Exercise » Copy out every line of the entries below word for word, omitting the pictures.

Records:

-*-

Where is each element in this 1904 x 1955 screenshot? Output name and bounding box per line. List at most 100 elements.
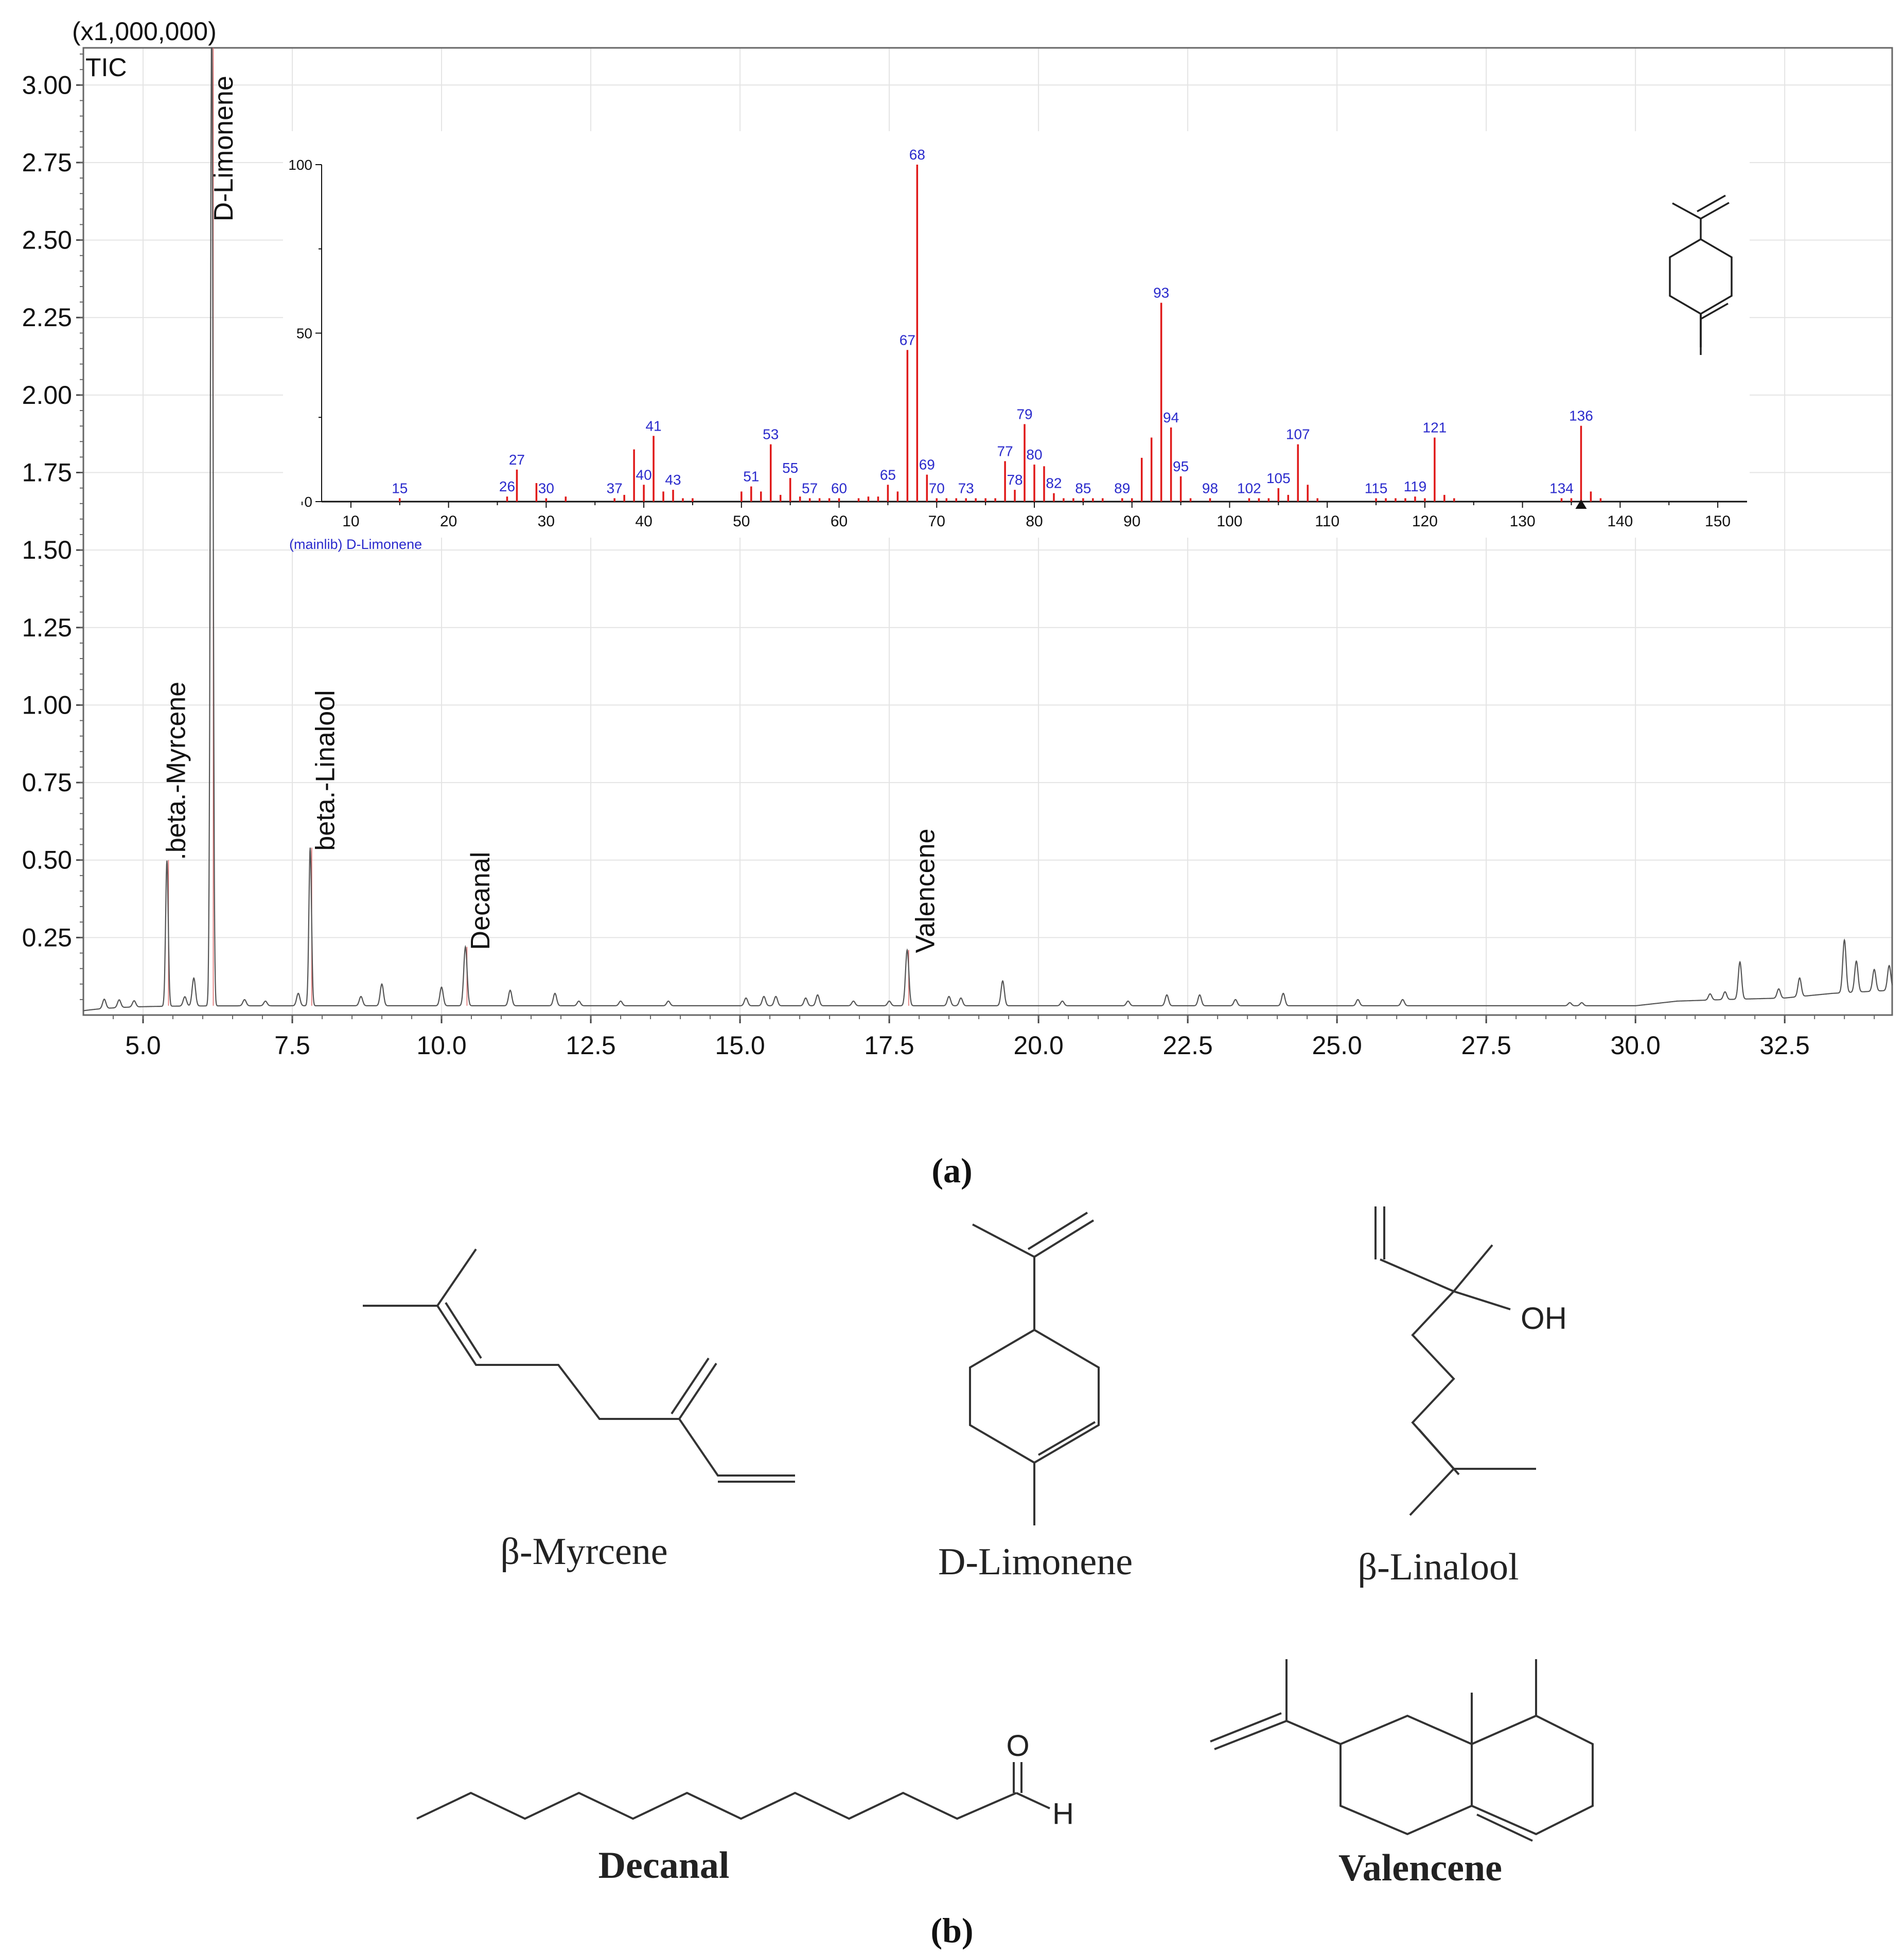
ms-x-tick-label: 50 — [733, 513, 750, 530]
ms-x-tick-label: 130 — [1510, 513, 1536, 530]
limonene-name: D-Limonene — [938, 1541, 1133, 1583]
ms-peak-label: 119 — [1404, 478, 1427, 494]
ms-peak-label: 78 — [1007, 472, 1022, 488]
ms-peak-label: 70 — [929, 480, 945, 496]
ms-peak-label: 15 — [392, 480, 408, 496]
ms-peak-label: 94 — [1163, 410, 1179, 425]
tic-x-tick-label: 32.5 — [1760, 1031, 1810, 1060]
ms-x-tick-label: 150 — [1705, 513, 1731, 530]
structure-myrcene: β-Myrcene — [363, 1248, 795, 1573]
ms-peak-label: 98 — [1202, 480, 1218, 496]
ms-peak-label: 121 — [1423, 420, 1447, 436]
ms-peak-label: 79 — [1016, 406, 1032, 422]
tic-y-tick-label: 2.25 — [22, 303, 72, 332]
ms-x-tick-label: 110 — [1315, 513, 1339, 530]
tic-y-tick-label: 2.00 — [22, 381, 72, 410]
tic-x-tick-label: 30.0 — [1611, 1031, 1661, 1060]
structure-limonene: D-Limonene — [938, 1212, 1133, 1583]
structure-valencene: Valencene — [1210, 1659, 1594, 1889]
tic-peak-annotation: beta.-Linalool — [310, 690, 340, 850]
tic-chart: (x1,000,000) TIC 0.25 0.50 0.75 1.00 1.25 1.5… — [22, 17, 1893, 1060]
tic-x-tick-label: 7.5 — [274, 1031, 310, 1060]
ms-x-tick-label: 100 — [1217, 513, 1242, 530]
ms-peak-label: 77 — [997, 443, 1013, 459]
tic-trace-series — [83, 47, 1893, 1011]
tic-x-tick-label: 10.0 — [416, 1031, 466, 1060]
tic-annotations: .beta.-Myrcene D-Limonene beta.-Linalool De… — [161, 76, 940, 953]
ms-peak-label: 73 — [958, 480, 974, 496]
tic-y-tick-label: 0.25 — [22, 923, 72, 952]
tic-title: TIC — [85, 53, 127, 82]
ms-peak-label: 57 — [802, 480, 818, 496]
ms-peak-label: 69 — [919, 457, 935, 473]
ms-peak-label: 82 — [1046, 475, 1062, 491]
ms-inset-limonene-structure — [1669, 194, 1733, 355]
ms-bars — [399, 165, 1602, 502]
linalool-skeleton — [1374, 1206, 1536, 1516]
ms-x-tick-label: 80 — [1026, 513, 1043, 530]
ms-peak-label: 30 — [538, 480, 554, 496]
structure-linalool: OH β-Linalool — [1358, 1206, 1567, 1588]
ms-x-tick-label: 10 — [342, 513, 359, 530]
ms-y-tick-label: 0 — [304, 494, 312, 510]
tic-plot-frame — [82, 47, 1893, 1016]
ms-peak-label: 89 — [1114, 480, 1130, 496]
ms-x-tick-label: 40 — [635, 513, 652, 530]
valencene-skeleton — [1210, 1659, 1594, 1842]
tic-y-tick-label: 0.50 — [22, 846, 72, 875]
ms-x-tick-label: 20 — [440, 513, 457, 530]
decanal-skeleton — [416, 1762, 1050, 1820]
panel-b-label: (b) — [930, 1911, 973, 1950]
tic-peak-annotation: D-Limonene — [209, 76, 239, 221]
tic-x-tick-label: 20.0 — [1013, 1031, 1063, 1060]
myrcene-skeleton — [363, 1248, 795, 1483]
ms-x-axis: 10 20 30 40 50 60 70 80 90 100 110 120 130 140 150 — [302, 502, 1731, 530]
tic-y-tick-label: 0.75 — [22, 768, 72, 797]
ms-peak-label: 107 — [1286, 426, 1310, 442]
decanal-h-label: H — [1052, 1797, 1074, 1830]
ms-x-tick-label: 30 — [538, 513, 555, 530]
linalool-oh-label: OH — [1521, 1301, 1567, 1336]
tic-y-tick-label: 2.75 — [22, 148, 72, 177]
ms-peak-label: 65 — [880, 467, 896, 483]
tic-multiplier-label: (x1,000,000) — [72, 17, 217, 46]
tic-y-tick-label: 1.25 — [22, 613, 72, 642]
ms-inset: 0 50 100 10 20 30 40 50 60 70 80 90 100 110 120 130 140… — [283, 131, 1750, 552]
tic-x-axis: 5.0 7.5 10.0 12.5 15.0 17.5 20.0 22.5 25.0 27.5 30… — [113, 1015, 1875, 1060]
tic-x-tick-label: 27.5 — [1461, 1031, 1511, 1060]
ms-peak-label: 40 — [636, 467, 652, 483]
tic-x-tick-label: 12.5 — [566, 1031, 615, 1060]
ms-peak-label: 60 — [831, 480, 847, 496]
valencene-name: Valencene — [1338, 1847, 1502, 1889]
ms-peak-label: 37 — [607, 480, 623, 496]
decanal-name: Decanal — [598, 1844, 730, 1887]
ms-peak-label: 105 — [1266, 470, 1291, 486]
ms-y-axis: 0 50 100 — [288, 157, 322, 510]
ms-y-tick-label: 50 — [296, 326, 312, 342]
ms-peak-label: 27 — [509, 452, 525, 468]
ms-peak-label: 134 — [1549, 480, 1574, 496]
ms-molecular-ion-marker — [1575, 500, 1587, 509]
ms-x-tick-label: 140 — [1607, 513, 1633, 530]
tic-x-tick-label: 25.0 — [1312, 1031, 1362, 1060]
tic-peak-annotation: .beta.-Myrcene — [161, 682, 191, 860]
ms-x-tick-label: 70 — [928, 513, 945, 530]
tic-x-tick-label: 22.5 — [1162, 1031, 1212, 1060]
ms-peak-label: 26 — [499, 478, 515, 494]
ms-peak-label: 80 — [1026, 447, 1042, 463]
ms-peak-label: 53 — [763, 426, 779, 442]
ms-peak-label: 85 — [1075, 480, 1091, 496]
ms-peak-label: 115 — [1365, 480, 1388, 496]
tic-y-tick-label: 2.50 — [22, 226, 72, 255]
ms-peak-label: 55 — [782, 460, 798, 476]
tic-y-tick-label: 1.50 — [22, 536, 72, 564]
tic-x-tick-label: 15.0 — [715, 1031, 765, 1060]
ms-peak-label: 136 — [1569, 408, 1593, 424]
ms-library-label: (mainlib) D-Limonene — [289, 537, 422, 552]
tic-y-tick-label: 3.00 — [22, 70, 72, 99]
ms-inset-background — [283, 131, 1750, 538]
tic-peak-annotation: Valencene — [910, 829, 940, 953]
tic-x-tick-label: 17.5 — [864, 1031, 914, 1060]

-*-

Completed task »
Where is each element in this 1904 x 1955 screenshot? Output name and bounding box per line. List at most 100 elements.
ms-x-tick-label: 50 — [733, 513, 750, 530]
ms-x-tick-label: 130 — [1510, 513, 1536, 530]
limonene-name: D-Limonene — [938, 1541, 1133, 1583]
ms-peak-label: 119 — [1404, 478, 1427, 494]
ms-peak-label: 78 — [1007, 472, 1022, 488]
ms-peak-label: 70 — [929, 480, 945, 496]
ms-peak-label: 15 — [392, 480, 408, 496]
ms-peak-label: 94 — [1163, 410, 1179, 425]
tic-x-tick-label: 32.5 — [1760, 1031, 1810, 1060]
ms-x-tick-label: 150 — [1705, 513, 1731, 530]
structure-myrcene: β-Myrcene — [363, 1248, 795, 1573]
ms-peak-label: 98 — [1202, 480, 1218, 496]
ms-peak-label: 121 — [1423, 420, 1447, 436]
ms-peak-label: 79 — [1016, 406, 1032, 422]
tic-y-tick-label: 2.25 — [22, 303, 72, 332]
ms-x-tick-label: 110 — [1315, 513, 1339, 530]
tic-y-tick-label: 2.00 — [22, 381, 72, 410]
tic-x-tick-label: 30.0 — [1611, 1031, 1661, 1060]
structure-limonene: D-Limonene — [938, 1212, 1133, 1583]
structure-valencene: Valencene — [1210, 1659, 1594, 1889]
tic-peak-annotation: beta.-Linalool — [310, 690, 340, 850]
tic-chart: (x1,000,000) TIC 0.25 0.50 0.75 1.00 1.25 1.5… — [22, 17, 1893, 1060]
tic-x-tick-label: 7.5 — [274, 1031, 310, 1060]
ms-x-tick-label: 100 — [1217, 513, 1242, 530]
ms-peak-label: 77 — [997, 443, 1013, 459]
tic-trace-series — [83, 47, 1893, 1011]
tic-x-tick-label: 10.0 — [416, 1031, 466, 1060]
tic-annotations: .beta.-Myrcene D-Limonene beta.-Linalool De… — [161, 76, 940, 953]
ms-peak-label: 73 — [958, 480, 974, 496]
tic-y-tick-label: 0.25 — [22, 923, 72, 952]
tic-title: TIC — [85, 53, 127, 82]
ms-peak-label: 57 — [802, 480, 818, 496]
ms-peak-label: 69 — [919, 457, 935, 473]
ms-peak-label: 82 — [1046, 475, 1062, 491]
ms-inset-limonene-structure — [1669, 194, 1733, 355]
ms-bars — [399, 165, 1602, 502]
linalool-skeleton — [1374, 1206, 1536, 1516]
ms-x-tick-label: 80 — [1026, 513, 1043, 530]
ms-peak-label: 30 — [538, 480, 554, 496]
structure-linalool: OH β-Linalool — [1358, 1206, 1567, 1588]
ms-x-tick-label: 10 — [342, 513, 359, 530]
ms-y-tick-label: 0 — [304, 494, 312, 510]
tic-plot-frame — [82, 47, 1893, 1016]
ms-peak-label: 89 — [1114, 480, 1130, 496]
ms-x-tick-label: 40 — [635, 513, 652, 530]
valencene-skeleton — [1210, 1659, 1594, 1842]
tic-y-tick-label: 0.50 — [22, 846, 72, 875]
ms-x-tick-label: 20 — [440, 513, 457, 530]
decanal-skeleton — [416, 1762, 1050, 1820]
panel-b-label: (b) — [930, 1911, 973, 1950]
tic-peak-annotation: D-Limonene — [209, 76, 239, 221]
tic-x-tick-label: 20.0 — [1013, 1031, 1063, 1060]
myrcene-skeleton — [363, 1248, 795, 1483]
ms-x-axis: 10 20 30 40 50 60 70 80 90 100 110 120 130 140 150 — [302, 502, 1731, 530]
tic-y-tick-label: 0.75 — [22, 768, 72, 797]
ms-peak-label: 107 — [1286, 426, 1310, 442]
decanal-h-label: H — [1052, 1797, 1074, 1830]
ms-x-tick-label: 30 — [538, 513, 555, 530]
linalool-oh-label: OH — [1521, 1301, 1567, 1336]
tic-y-tick-label: 2.75 — [22, 148, 72, 177]
ms-peak-label: 65 — [880, 467, 896, 483]
tic-multiplier-label: (x1,000,000) — [72, 17, 217, 46]
tic-y-tick-label: 1.25 — [22, 613, 72, 642]
ms-inset: 0 50 100 10 20 30 40 50 60 70 80 90 100 110 120 130 140… — [283, 131, 1750, 552]
tic-x-axis: 5.0 7.5 10.0 12.5 15.0 17.5 20.0 22.5 25.0 27.5 30… — [113, 1015, 1875, 1060]
tic-x-tick-label: 27.5 — [1461, 1031, 1511, 1060]
ms-peak-label: 40 — [636, 467, 652, 483]
tic-x-tick-label: 12.5 — [566, 1031, 615, 1060]
ms-peak-label: 60 — [831, 480, 847, 496]
valencene-name: Valencene — [1338, 1847, 1502, 1889]
ms-peak-label: 37 — [607, 480, 623, 496]
decanal-name: Decanal — [598, 1844, 730, 1887]
ms-peak-label: 105 — [1266, 470, 1291, 486]
ms-y-axis: 0 50 100 — [288, 157, 322, 510]
ms-y-tick-label: 50 — [296, 326, 312, 342]
ms-peak-label: 27 — [509, 452, 525, 468]
ms-peak-label: 134 — [1549, 480, 1574, 496]
ms-molecular-ion-marker — [1575, 500, 1587, 509]
ms-x-tick-label: 140 — [1607, 513, 1633, 530]
tic-x-tick-label: 25.0 — [1312, 1031, 1362, 1060]
tic-peak-annotation: .beta.-Myrcene — [161, 682, 191, 860]
ms-x-tick-label: 70 — [928, 513, 945, 530]
tic-x-tick-label: 22.5 — [1162, 1031, 1212, 1060]
ms-peak-label: 26 — [499, 478, 515, 494]
ms-peak-label: 80 — [1026, 447, 1042, 463]
ms-peak-label: 53 — [763, 426, 779, 442]
ms-peak-label: 85 — [1075, 480, 1091, 496]
ms-peak-label: 115 — [1365, 480, 1388, 496]
tic-y-tick-label: 2.50 — [22, 226, 72, 255]
ms-peak-label: 55 — [782, 460, 798, 476]
tic-y-tick-label: 1.50 — [22, 536, 72, 564]
tic-x-tick-label: 15.0 — [715, 1031, 765, 1060]
ms-peak-label: 136 — [1569, 408, 1593, 424]
ms-library-label: (mainlib) D-Limonene — [289, 537, 422, 552]
tic-y-tick-label: 3.00 — [22, 70, 72, 99]
ms-inset-background — [283, 131, 1750, 538]
tic-peak-annotation: Valencene — [910, 829, 940, 953]
tic-x-tick-label: 17.5 — [864, 1031, 914, 1060]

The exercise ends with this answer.